• **REQUIREMENTS**: Quote all of the data exactly as given. Skip every picture it contains.

-- START LISTING --

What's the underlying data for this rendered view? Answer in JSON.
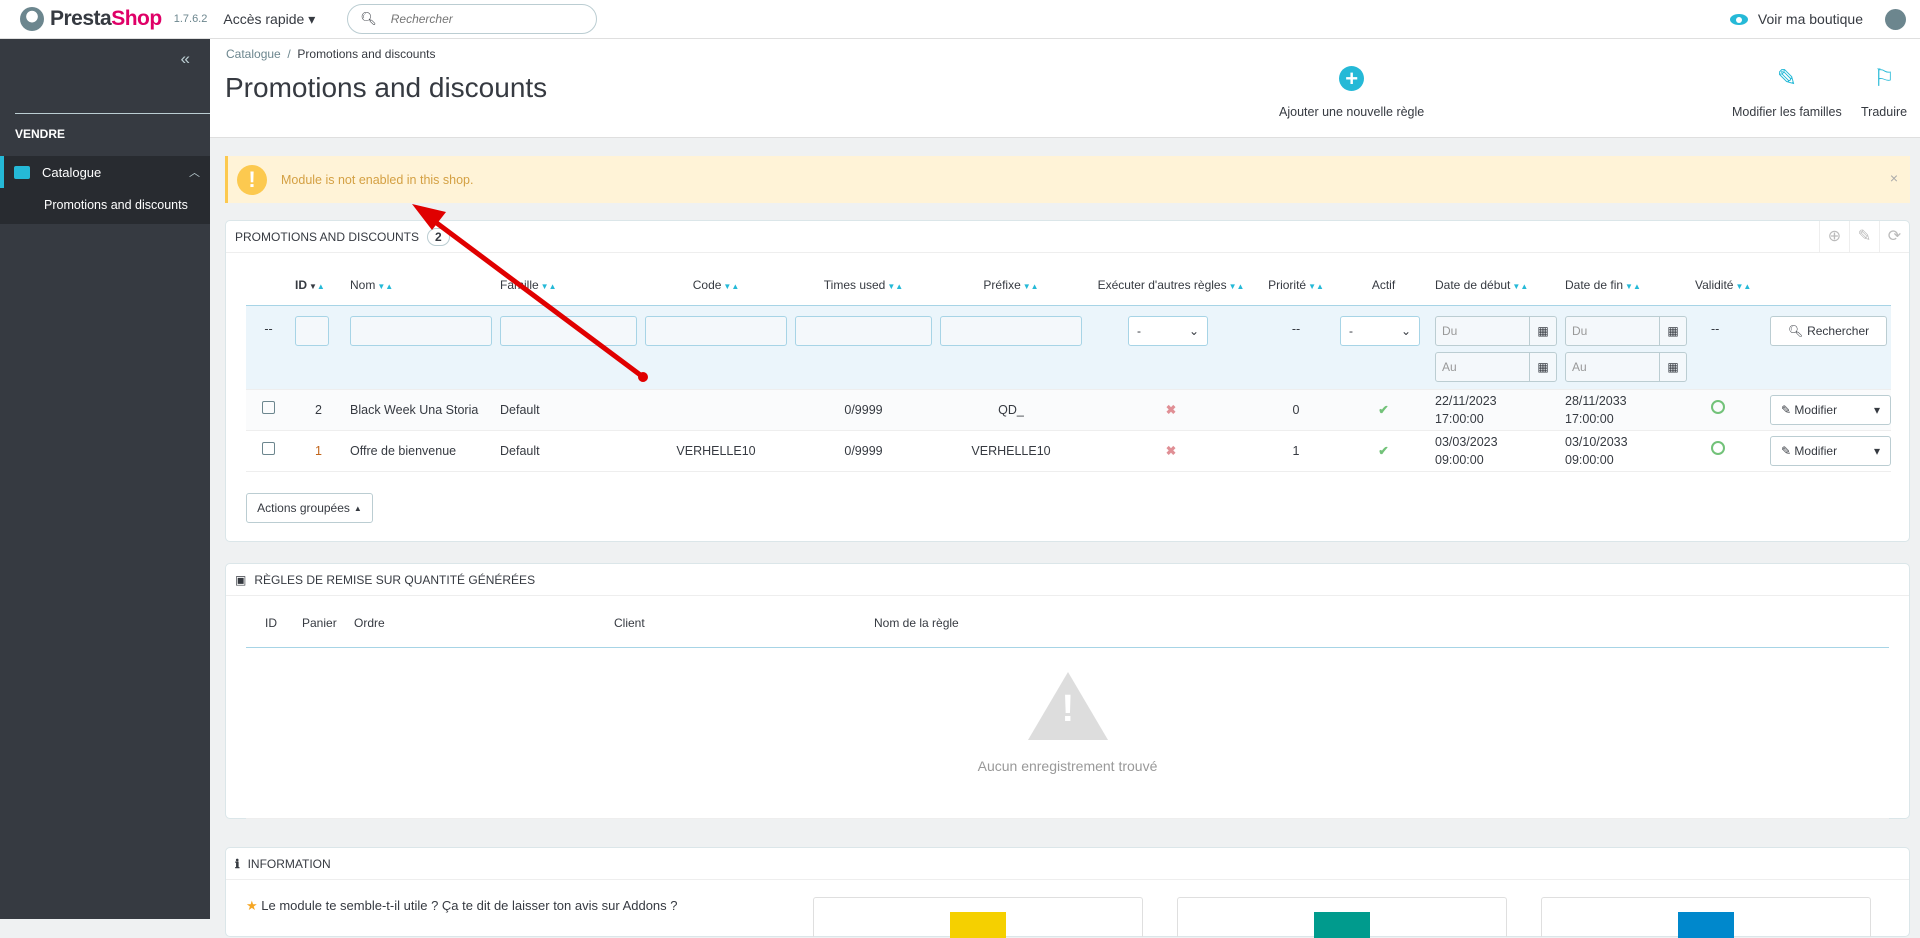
{
  "topbar": {
    "brand_a": "Presta",
    "brand_b": "Shop",
    "version": "1.7.6.2",
    "quick_access": "Accès rapide",
    "search_placeholder": "Rechercher",
    "view_shop": "Voir ma boutique"
  },
  "sidebar": {
    "section": "VENDRE",
    "items": [
      {
        "label": "Catalogue"
      }
    ],
    "subitems": [
      {
        "label": "Promotions and discounts"
      }
    ]
  },
  "header": {
    "breadcrumb": [
      "Catalogue",
      "Promotions and discounts"
    ],
    "title": "Promotions and discounts",
    "toolbar": [
      "Ajouter une nouvelle règle",
      "Modifier les familles",
      "Traduire"
    ]
  },
  "alert": {
    "message": "Module is not enabled in this shop.",
    "close": "×"
  },
  "list": {
    "title": "Promotions and discounts",
    "count": "2",
    "columns": [
      "ID",
      "Nom",
      "Famille",
      "Code",
      "Times used",
      "Préfixe",
      "Exécuter d'autres règles",
      "Priorité",
      "Actif",
      "Date de début",
      "Date de fin",
      "Validité"
    ],
    "filter": {
      "dash": "--",
      "select_default": "-",
      "from": "Du",
      "to": "Au",
      "search_button": "Rechercher"
    },
    "rows": [
      {
        "id": "2",
        "name": "Black Week Una Storia",
        "family": "Default",
        "code": "",
        "times_used": "0/9999",
        "prefix": "QD_",
        "run_other": "no",
        "priority": "0",
        "active": "yes",
        "start_date": "22/11/2023",
        "start_time": "17:00:00",
        "end_date": "28/11/2033",
        "end_time": "17:00:00",
        "edit": "Modifier"
      },
      {
        "id": "1",
        "name": "Offre de bienvenue",
        "family": "Default",
        "code": "VERHELLE10",
        "times_used": "0/9999",
        "prefix": "VERHELLE10",
        "run_other": "no",
        "priority": "1",
        "active": "yes",
        "start_date": "03/03/2023",
        "start_time": "09:00:00",
        "end_date": "03/10/2033",
        "end_time": "09:00:00",
        "edit": "Modifier"
      }
    ],
    "bulk": "Actions groupées"
  },
  "generated": {
    "title": "Règles de remise sur quantité générées",
    "columns": [
      "ID",
      "Panier",
      "Ordre",
      "Client",
      "Nom de la règle"
    ],
    "empty": "Aucun enregistrement trouvé"
  },
  "info": {
    "title": "Information",
    "text": "Le module te semble-t-il utile ? Ça te dit de laisser ton avis sur Addons ?"
  },
  "colors": {
    "accent": "#25b9d7",
    "sidebar": "#363a41",
    "warning": "#fcc94f",
    "arrow": "#e00000"
  }
}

-- END LISTING --

• **ANSWER TO THIS EXERCISE**:
What's the underlying data for this rendered view? Answer in JSON.
{
  "topbar": {
    "brand_a": "Presta",
    "brand_b": "Shop",
    "version": "1.7.6.2",
    "quick_access": "Accès rapide",
    "search_placeholder": "Rechercher",
    "view_shop": "Voir ma boutique"
  },
  "sidebar": {
    "section": "VENDRE",
    "items": [
      {
        "label": "Catalogue"
      }
    ],
    "subitems": [
      {
        "label": "Promotions and discounts"
      }
    ]
  },
  "header": {
    "breadcrumb": [
      "Catalogue",
      "Promotions and discounts"
    ],
    "title": "Promotions and discounts",
    "toolbar": [
      "Ajouter une nouvelle règle",
      "Modifier les familles",
      "Traduire"
    ]
  },
  "alert": {
    "message": "Module is not enabled in this shop.",
    "close": "×"
  },
  "list": {
    "title": "Promotions and discounts",
    "count": "2",
    "columns": [
      "ID",
      "Nom",
      "Famille",
      "Code",
      "Times used",
      "Préfixe",
      "Exécuter d'autres règles",
      "Priorité",
      "Actif",
      "Date de début",
      "Date de fin",
      "Validité"
    ],
    "filter": {
      "dash": "--",
      "select_default": "-",
      "from": "Du",
      "to": "Au",
      "search_button": "Rechercher"
    },
    "rows": [
      {
        "id": "2",
        "name": "Black Week Una Storia",
        "family": "Default",
        "code": "",
        "times_used": "0/9999",
        "prefix": "QD_",
        "run_other": "no",
        "priority": "0",
        "active": "yes",
        "start_date": "22/11/2023",
        "start_time": "17:00:00",
        "end_date": "28/11/2033",
        "end_time": "17:00:00",
        "edit": "Modifier"
      },
      {
        "id": "1",
        "name": "Offre de bienvenue",
        "family": "Default",
        "code": "VERHELLE10",
        "times_used": "0/9999",
        "prefix": "VERHELLE10",
        "run_other": "no",
        "priority": "1",
        "active": "yes",
        "start_date": "03/03/2023",
        "start_time": "09:00:00",
        "end_date": "03/10/2033",
        "end_time": "09:00:00",
        "edit": "Modifier"
      }
    ],
    "bulk": "Actions groupées"
  },
  "generated": {
    "title": "Règles de remise sur quantité générées",
    "columns": [
      "ID",
      "Panier",
      "Ordre",
      "Client",
      "Nom de la règle"
    ],
    "empty": "Aucun enregistrement trouvé"
  },
  "info": {
    "title": "Information",
    "text": "Le module te semble-t-il utile ? Ça te dit de laisser ton avis sur Addons ?"
  },
  "colors": {
    "accent": "#25b9d7",
    "sidebar": "#363a41",
    "warning": "#fcc94f",
    "arrow": "#e00000"
  }
}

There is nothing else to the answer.